> DATA PROVIDED:
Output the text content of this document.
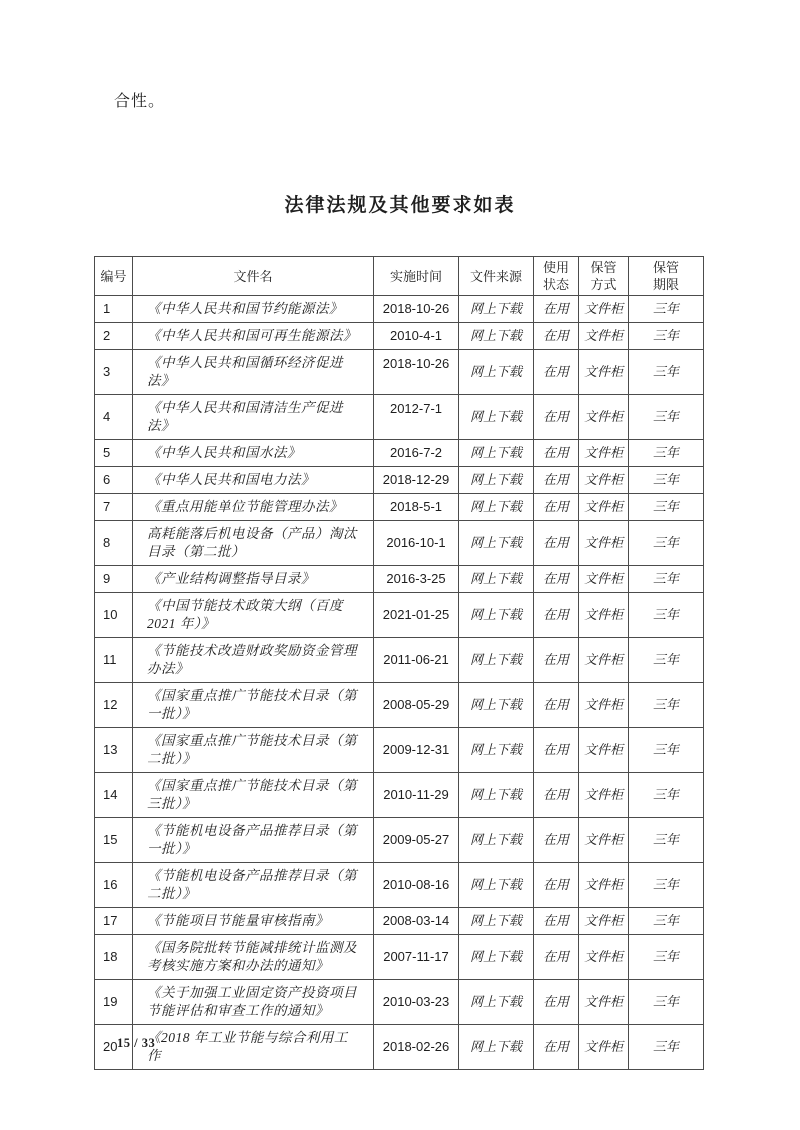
合性。

法律法规及其他要求如表
编号	文件名	实施时间	文件来源	使用状态	保管方式	保管期限
1	《中华人民共和国节约能源法》	2018-10-26	网上下载	在用	文件柜	三年
2	《中华人民共和国可再生能源法》	2010-4-1	网上下载	在用	文件柜	三年
3	《中华人民共和国循环经济促进法》	2018-10-26	网上下载	在用	文件柜	三年
4	《中华人民共和国清洁生产促进法》	2012-7-1	网上下载	在用	文件柜	三年
5	《中华人民共和国水法》	2016-7-2	网上下载	在用	文件柜	三年
6	《中华人民共和国电力法》	2018-12-29	网上下载	在用	文件柜	三年
7	《重点用能单位节能管理办法》	2018-5-1	网上下载	在用	文件柜	三年
8	高耗能落后机电设备（产品）淘汰目录（第二批）	2016-10-1	网上下载	在用	文件柜	三年
9	《产业结构调整指导目录》	2016-3-25	网上下载	在用	文件柜	三年
10	《中国节能技术政策大纲（百度 2021 年）》	2021-01-25	网上下载	在用	文件柜	三年
11	《节能技术改造财政奖励资金管理办法》	2011-06-21	网上下载	在用	文件柜	三年
12	《国家重点推广节能技术目录（第一批）》	2008-05-29	网上下载	在用	文件柜	三年
13	《国家重点推广节能技术目录（第二批）》	2009-12-31	网上下载	在用	文件柜	三年
14	《国家重点推广节能技术目录（第三批）》	2010-11-29	网上下载	在用	文件柜	三年
15	《节能机电设备产品推荐目录（第一批）》	2009-05-27	网上下载	在用	文件柜	三年
16	《节能机电设备产品推荐目录（第二批）》	2010-08-16	网上下载	在用	文件柜	三年
17	《节能项目节能量审核指南》	2008-03-14	网上下载	在用	文件柜	三年
18	《国务院批转节能减排统计监测及考核实施方案和办法的通知》	2007-11-17	网上下载	在用	文件柜	三年
19	《关于加强工业固定资产投资项目节能评估和审查工作的通知》	2010-03-23	网上下载	在用	文件柜	三年
20	《2018 年工业节能与综合利用工作	2018-02-26	网上下载	在用	文件柜	三年
15 / 33
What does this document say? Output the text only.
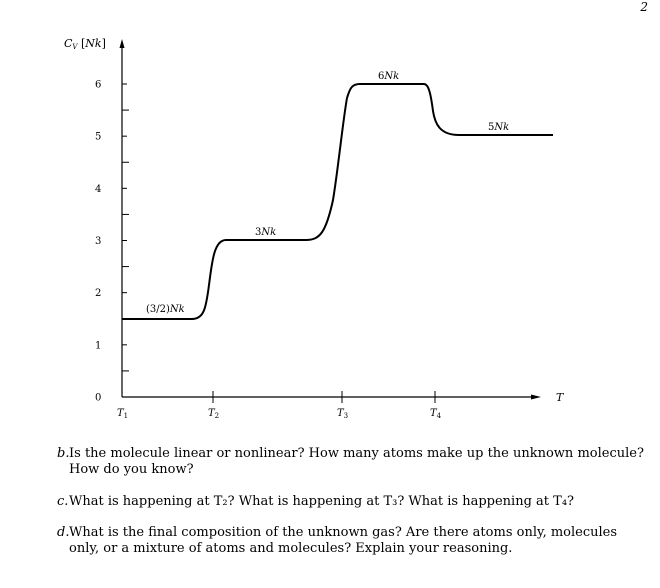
2
CV [Nk]
T
(3/2)Nk
3Nk
6Nk
5Nk
0
1
2
3
4
5
6
$T_1$	$T_2$	$T_3$	$T_4$
b.Is the molecule linear or nonlinear? How many atoms make up the unknown molecule?
How do you know?
c.What is happening at T₂? What is happening at T₃? What is happening at T₄?
d.What is the final composition of the unknown gas? Are there atoms only, molecules
only, or a mixture of atoms and molecules? Explain your reasoning.
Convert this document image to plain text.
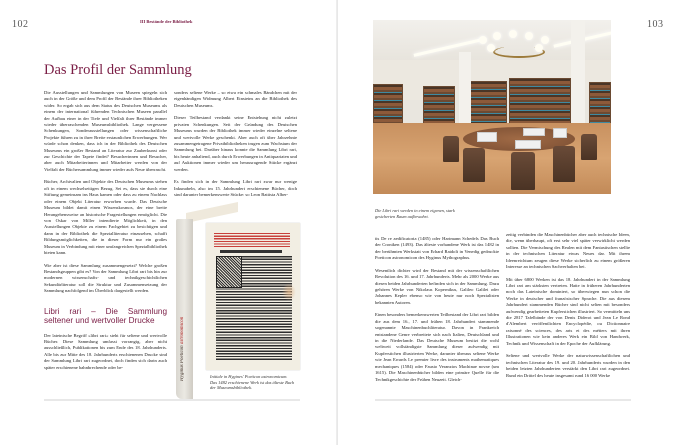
102	III Bestände der Bibliothek
Das Profil der Sammlung

Die Ausstellungen und Sammlungen von Museen spiegeln sich auch in der Größe und dem Profil der Bestände ihrer Bibliotheken wider. So ergab sich aus dem Status des Deutschen Museums als einem der international führenden Technischen Museen parallel der Aufbau einer in der Tiefe und Vielfalt ihrer Bestände immer wieder überraschenden Museumsbibliothek. Lange vergessene Schenkungen, Sonderausstellungen oder wissenschaftliche Projekte führen zu in ihrer Breite erstaunlichen Erwerbungen. Wer würde schon denken, dass ich in der Bibliothek des Deutschen Museums ein großer Bestand an Literatur zur Zauberkunst oder zur Geschichte der Tapete findet? Besucherinnen und Besucher, aber auch Mitarbeiterinnen und Mitarbeiter werden von der Vielfalt der Büchersammlung immer wieder aufs Neue überrascht.

Bücher, Archivalien und Objekte des Deutschen Museums stehen oft in einem wechselseitigen Bezug. Sei es, dass sie durch eine Stiftung gemeinsam ins Haus kamen oder dass zu einem Nachlass oder einem Objekt Literatur erworben wurde. Das Deutsche Museum bildet damit einen Wissenskosmos, der eine breite Herangehensweise an historische Fragestellungen ermöglicht. Die von Oskar von Miller intendierte Möglichkeit, in den Ausstellungen Objekte zu einem Fachgebiet zu besichtigen und dann in der Bibliothek die Spezialliteratur einzusehen, schafft Bildungsmöglichkeiten, die in dieser Form nur ein großes Museum in Verbindung mit einer umfangreichen Spezialbibliothek bieten kann.

Wie aber ist diese Sammlung zusammengesetzt? Welche großen Bestandsgruppen gibt es? Von der Sammlung Libri rari bis hin zur modernen wissenschafts- und technikgeschichtlichen Sekundärliteratur soll die Struktur und Zusammensetzung der Sammlung nachfolgend im Überblick dargestellt werden.

Libri rari – Die Sammlung seltener und wertvoller Drucke

Der lateinische Begriff »libri rari« steht für seltene und wertvolle Bücher. Diese Sammlung umfasst vorrangig, aber nicht ausschließlich, Publikationen bis zum Ende des 18. Jahrhunderts. Alle bis zur Mitte des 18. Jahrhunderts erschienenen Drucke sind der Sammlung Libri rari zugeordnet, doch finden sich darin auch später erschienene bahnbrechende oder be-

sonders seltene Werke – so etwa ein schmales Bändchen mit der eigenhändigen Widmung Albert Einsteins an die Bibliothek des Deutschen Museums.

Dieser Teilbestand verdankt seine Entstehung nicht zuletzt privaten Schenkungen. Seit der Gründung des Deutschen Museums wurden der Bibliothek immer wieder einzelne seltene und wertvolle Werke geschenkt. Aber auch oft über Jahrzehnte zusammengetragene Privatbibliotheken trugen zum Wachstum der Sammlung bei. Darüber hinaus konnte die Sammlung Libri rari, bis heute anhaltend, auch durch Erwerbungen in Antiquariaten und auf Auktionen immer wieder um herausragende Stücke ergänzt werden.

Es finden sich in der Sammlung Libri rari zwar nur wenige Inkunabeln, also im 15. Jahrhundert erschienene Bücher, doch sind darunter bemerkenswerte Stücke: so Leon Battista Alber-

Hyginus Poeticon astronomicon
Initiale in Hygines' Poeticon astronomicum. Das 1482 erschienene Werk ist das älteste Buch der Museumsbibliothek.
103
Die Libri rari werden in einem eigenen, stark gesicherten Raum aufbewahrt.

tis De re aedificatoria (1485) oder Hartmann Schedels Das Buch der Croniken (1493). Das älteste vorhandene Werk ist das 1482 in der berühmten Werkstatt von Erhard Ratdolt in Venedig gedruckte Poeticon astronomicon des Hyginus Mythographus.

Wesentlich dichter wird der Bestand mit der wissenschaftlichen Revolution des 16. und 17. Jahrhunderts. Mehr als 2000 Werke aus diesen beiden Jahrhunderten befinden sich in der Sammlung. Dazu gehören Werke von Nikolaus Kopernikus, Galileo Galilei oder Johannes Kepler ebenso wie von heute nur noch Spezialisten bekannten Autoren.

Einen besonders bemerkenswerten Teilbestand der Libri rari bilden die aus dem 16., 17. und frühen 18. Jahrhundert stammende sogenannte Maschinenbuchliteratur. Davon in Frankreich entstandene Genre verbreitete sich nach Italien, Deutschland und in die Niederlande. Das Deutsche Museum besitzt die wohl weltweit vollständigste Sammlung dieser aufwendig mit Kupferstichen illustrierten Werke, darunter überaus seltene Werke wie Jean Errards Le premier livre des instruments mathematiques mechaniques (1584) oder Fausto Veranzios Machinae novae (um 1615). Die Maschinenbücher bilden eine primäre Quelle für die Technikgeschichte der Frühen Neuzeit. Gleich-

zeitig verbinden die Maschinenbücher aber auch technische Ideen, die, wenn überhaupt, oft erst sehr viel später verwirklicht werden sollten. Die Vermischung des Realen mit dem Fantastischen stellte in der technischen Literatur etwas Neues dar. Mit ihrem Ideenreichtum zeugen diese Werke sicherlich zu einem größeren Interesse an technischen Sachverhalten bei.

Mit über 6800 Werken ist das 18. Jahrhundert in der Sammlung Libri rari am stärksten vertreten. Hatte in früheren Jahrhunderten noch das Lateinische dominiert, so überwiegen nun schon die Werke in deutscher und französischer Sprache. Die aus diesem Jahrhundert stammenden Bücher sind nicht selten mit besonders aufwendig gearbeiteten Kupferstichen illustriert. So vermitteln uns die 2817 Tafelbände der von Denis Diderot und Jean Le Rond d'Alembert veröffentlichten Encyclopédie, ou Dictionnaire raisonné des sciences, des arts et des métiers mit ihren Illustrationen wie kein anderes Werk ein Bild von Handwerk, Technik und Wissenschaft in der Epoche der Aufklärung.

Seltene und wertvolle Werke der naturwissenschaftlichen und technischen Literatur des 19. und 20. Jahrhunderts wurden in den beiden letzten Jahrhunderten verstärkt den Libri rari zugeordnet. Rund ein Drittel des heute insgesamt rund 16 000 Werke
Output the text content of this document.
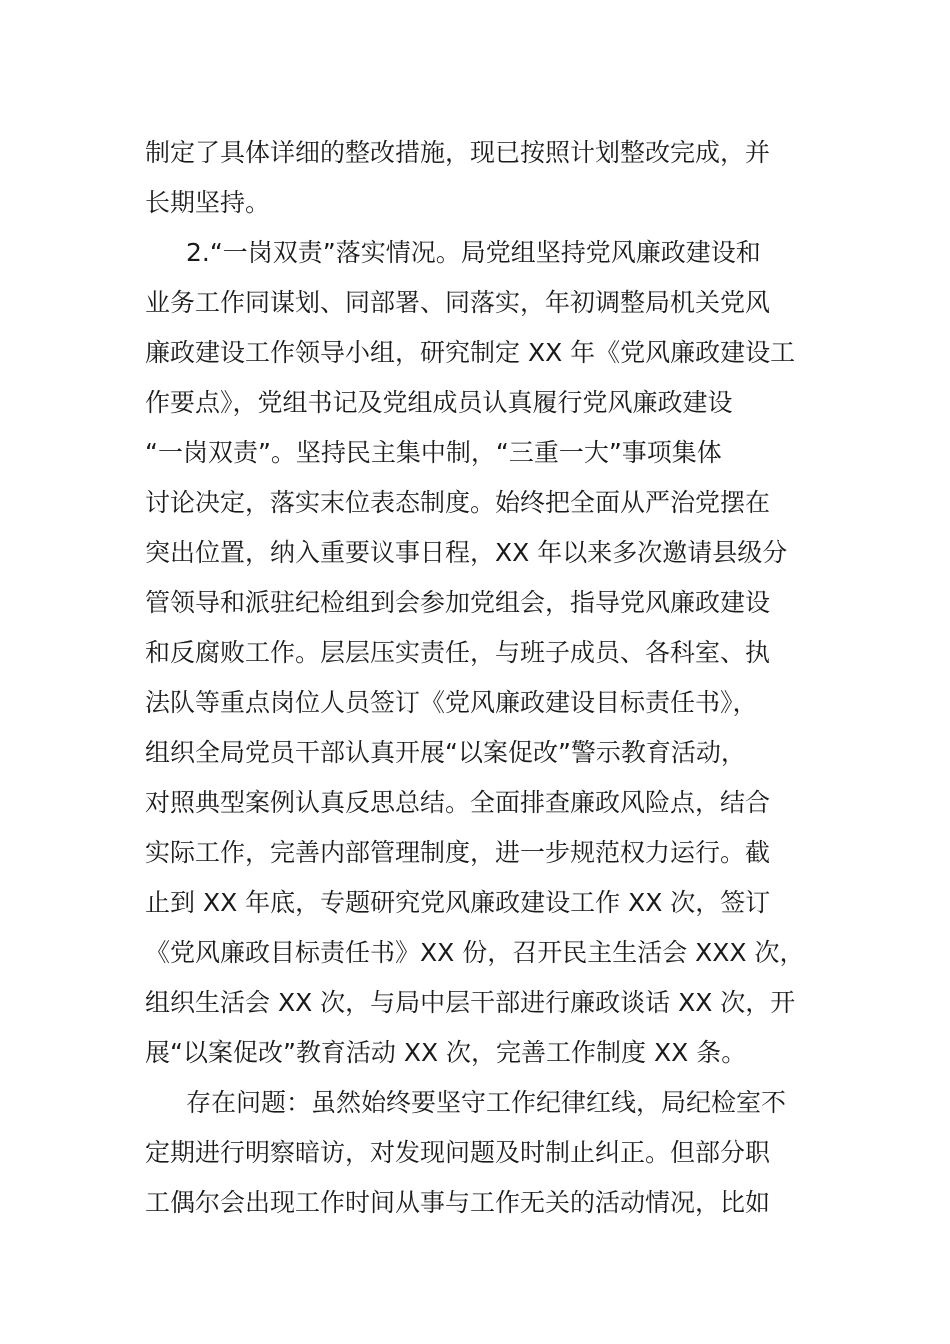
制定了具体详细的整改措施，现已按照计划整改完成，并
长期坚持。
2.“一岗双责”落实情况。局党组坚持党风廉政建设和
业务工作同谋划、同部署、同落实，年初调整局机关党风
廉政建设工作领导小组，研究制定 XX 年《党风廉政建设工
作要点》，党组书记及党组成员认真履行党风廉政建设
“一岗双责”。坚持民主集中制，“三重一大”事项集体
讨论决定，落实末位表态制度。始终把全面从严治党摆在
突出位置，纳入重要议事日程，XX 年以来多次邀请县级分
管领导和派驻纪检组到会参加党组会，指导党风廉政建设
和反腐败工作。层层压实责任，与班子成员、各科室、执
法队等重点岗位人员签订《党风廉政建设目标责任书》，
组织全局党员干部认真开展“以案促改”警示教育活动，
对照典型案例认真反思总结。全面排查廉政风险点，结合
实际工作，完善内部管理制度，进一步规范权力运行。截
止到 XX 年底，专题研究党风廉政建设工作 XX 次，签订
《党风廉政目标责任书》XX 份，召开民主生活会 XXX 次，
组织生活会 XX 次，与局中层干部进行廉政谈话 XX 次，开
展“以案促改”教育活动 XX 次，完善工作制度 XX 条。
存在问题：虽然始终要坚守工作纪律红线，局纪检室不
定期进行明察暗访，对发现问题及时制止纠正。但部分职
工偶尔会出现工作时间从事与工作无关的活动情况，比如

> JOB: In the listing, find all lines with the string "molecules" and copy them.

> WRITTEN RESPONSE:
d.What is the final composition of the unknown gas? Are there atoms only, molecules
only, or a mixture of atoms and molecules? Explain your reasoning.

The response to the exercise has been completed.